── Data provided
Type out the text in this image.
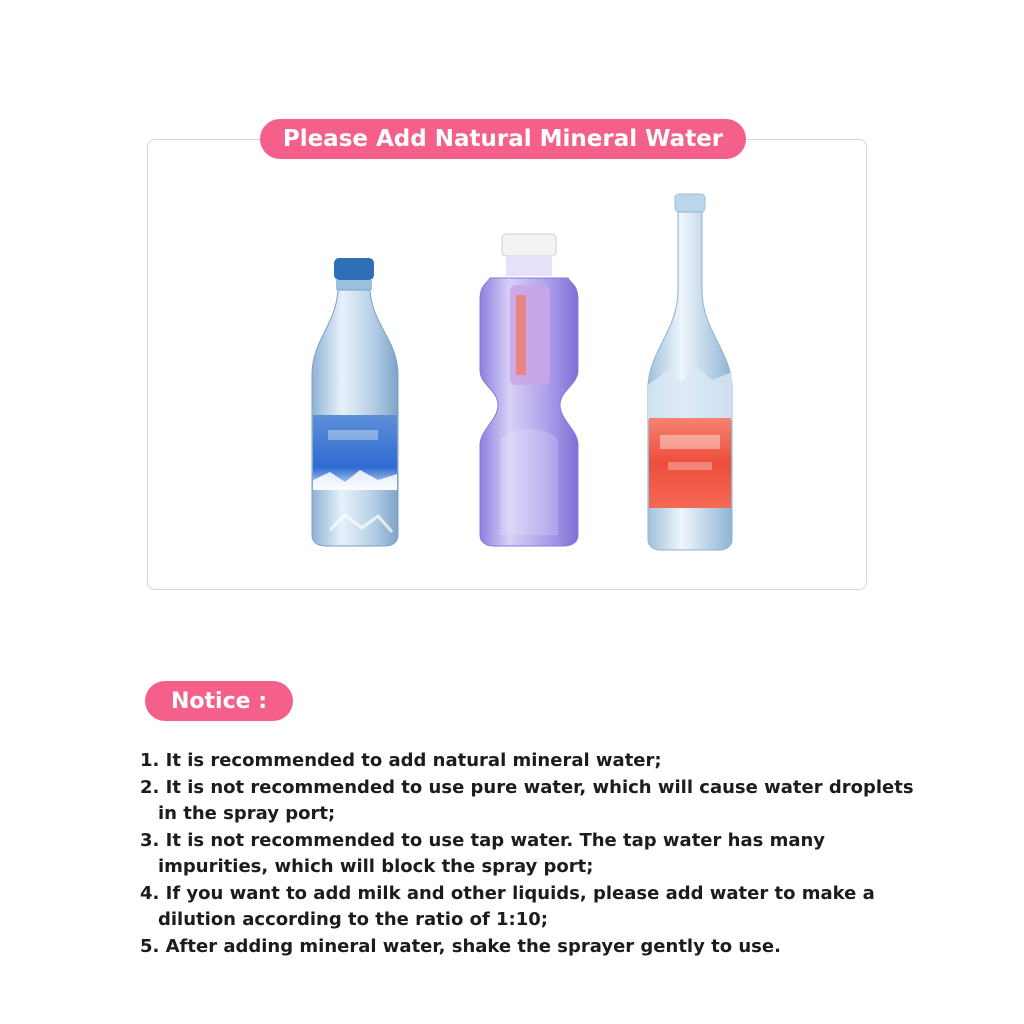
Please Add Natural Mineral Water
Notice :
1. It is recommended to add natural mineral water;
2. It is not recommended to use pure water, which will cause water droplets in the spray port;
3. It is not recommended to use tap water. The tap water has many impurities, which will block the spray port;
4. If you want to add milk and other liquids, please add water to make a dilution according to the ratio of 1:10;
5. After adding mineral water, shake the sprayer gently to use.
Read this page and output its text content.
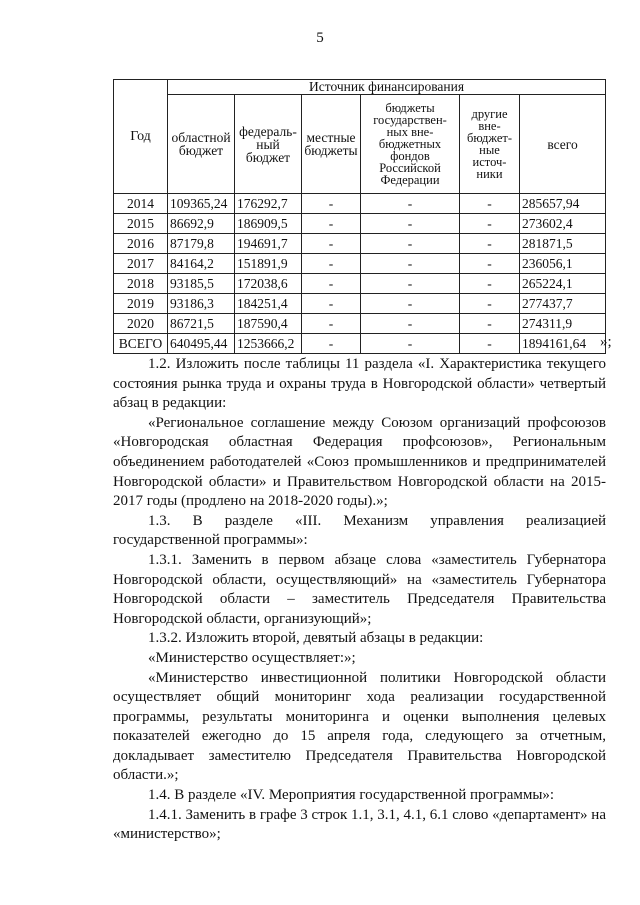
5
Год	Источник финансирования					
	областной бюджет	федераль-ный бюджет	местные бюджеты	бюджеты государствен-ных вне-бюджетных фондов Российской Федерации	другие вне-бюджет-ные источ-ники	всего
2014	109365,24	176292,7	-	-	-	285657,94
2015	86692,9	186909,5	-	-	-	273602,4
2016	87179,8	194691,7	-	-	-	281871,5
2017	84164,2	151891,9	-	-	-	236056,1
2018	93185,5	172038,6	-	-	-	265224,1
2019	93186,3	184251,4	-	-	-	277437,7
2020	86721,5	187590,4	-	-	-	274311,9
ВСЕГО	640495,44	1253666,2	-	-	-	1894161,64 »;

1.2. Изложить после таблицы 11 раздела «I. Характеристика текущего состояния рынка труда и охраны труда в Новгородской области» четвертый абзац в редакции:

«Региональное соглашение между Союзом организаций профсоюзов «Новгородская областная Федерация профсоюзов», Региональным объединением работодателей «Союз промышленников и предпринимателей Новгородской области» и Правительством Новгородской области на 2015-2017 годы (продлено на 2018-2020 годы).»;

1.3. В разделе «III. Механизм управления реализацией государственной программы»:

1.3.1. Заменить в первом абзаце слова «заместитель Губернатора Новгородской области, осуществляющий» на «заместитель Губернатора Новгородской области – заместитель Председателя Правительства Новгородской области, организующий»;

1.3.2. Изложить второй, девятый абзацы в редакции:

«Министерство осуществляет:»;

«Министерство инвестиционной политики Новгородской области осуществляет общий мониторинг хода реализации государственной программы, результаты мониторинга и оценки выполнения целевых показателей ежегодно до 15 апреля года, следующего за отчетным, докладывает заместителю Председателя Правительства Новгородской области.»;

1.4. В разделе «IV. Мероприятия государственной программы»:

1.4.1. Заменить в графе 3 строк 1.1, 3.1, 4.1, 6.1 слово «департамент» на «министерство»;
────
-- Short task --
Restate the data above word for word. Do not include the images.

-- Solution to this exercise --
Type out the text in this image.
Please Add Natural Mineral Water
Notice :
1. It is recommended to add natural mineral water;
2. It is not recommended to use pure water, which will cause water droplets in the spray port;
3. It is not recommended to use tap water. The tap water has many impurities, which will block the spray port;
4. If you want to add milk and other liquids, please add water to make a dilution according to the ratio of 1:10;
5. After adding mineral water, shake the sprayer gently to use.
Read this page and output its text content.
5
Год	Источник финансирования					
	областной бюджет	федераль-ный бюджет	местные бюджеты	бюджеты государствен-ных вне-бюджетных фондов Российской Федерации	другие вне-бюджет-ные источ-ники	всего
2014	109365,24	176292,7	-	-	-	285657,94
2015	86692,9	186909,5	-	-	-	273602,4
2016	87179,8	194691,7	-	-	-	281871,5
2017	84164,2	151891,9	-	-	-	236056,1
2018	93185,5	172038,6	-	-	-	265224,1
2019	93186,3	184251,4	-	-	-	277437,7
2020	86721,5	187590,4	-	-	-	274311,9
ВСЕГО	640495,44	1253666,2	-	-	-	1894161,64 »;

1.2. Изложить после таблицы 11 раздела «I. Характеристика текущего состояния рынка труда и охраны труда в Новгородской области» четвертый абзац в редакции:

«Региональное соглашение между Союзом организаций профсоюзов «Новгородская областная Федерация профсоюзов», Региональным объединением работодателей «Союз промышленников и предпринимателей Новгородской области» и Правительством Новгородской области на 2015-2017 годы (продлено на 2018-2020 годы).»;

1.3. В разделе «III. Механизм управления реализацией государственной программы»:

1.3.1. Заменить в первом абзаце слова «заместитель Губернатора Новгородской области, осуществляющий» на «заместитель Губернатора Новгородской области – заместитель Председателя Правительства Новгородской области, организующий»;

1.3.2. Изложить второй, девятый абзацы в редакции:

«Министерство осуществляет:»;

«Министерство инвестиционной политики Новгородской области осуществляет общий мониторинг хода реализации государственной программы, результаты мониторинга и оценки выполнения целевых показателей ежегодно до 15 апреля года, следующего за отчетным, докладывает заместителю Председателя Правительства Новгородской области.»;

1.4. В разделе «IV. Мероприятия государственной программы»:

1.4.1. Заменить в графе 3 строк 1.1, 3.1, 4.1, 6.1 слово «департамент» на «министерство»;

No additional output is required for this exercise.